Copy the listing below in full and skip every picture.

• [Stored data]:
•••••

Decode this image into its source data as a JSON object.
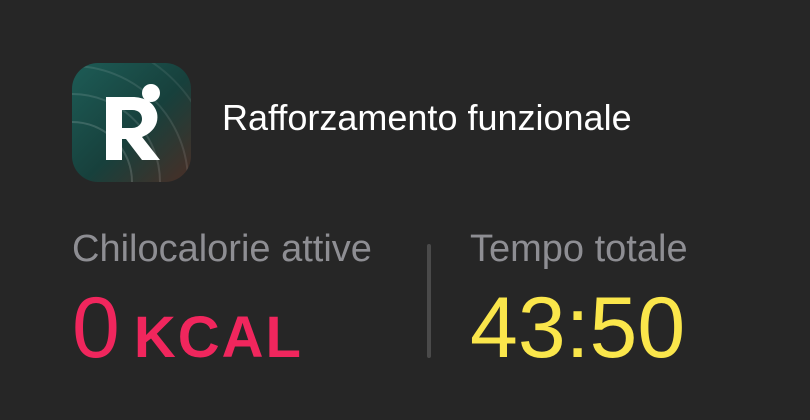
{
  "workout": {
    "app_icon": "strength-app-icon",
    "title": "Rafforzamento funzionale"
  },
  "metrics": {
    "active_calories": {
      "label": "Chilocalorie attive",
      "value": "0",
      "unit": "KCAL",
      "color": "#f0265d"
    },
    "total_time": {
      "label": "Tempo totale",
      "value": "43:50",
      "color": "#fae64b"
    }
  },
  "colors": {
    "background": "#262626",
    "label": "#8e8e93",
    "title": "#ffffff"
  }
}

•••••

• [Solution for this task]:
Decode this image into its source data as a JSON object.
{
  "workout": {
    "app_icon": "strength-app-icon",
    "title": "Rafforzamento funzionale"
  },
  "metrics": {
    "active_calories": {
      "label": "Chilocalorie attive",
      "value": "0",
      "unit": "KCAL",
      "color": "#f0265d"
    },
    "total_time": {
      "label": "Tempo totale",
      "value": "43:50",
      "color": "#fae64b"
    }
  },
  "colors": {
    "background": "#262626",
    "label": "#8e8e93",
    "title": "#ffffff"
  }
}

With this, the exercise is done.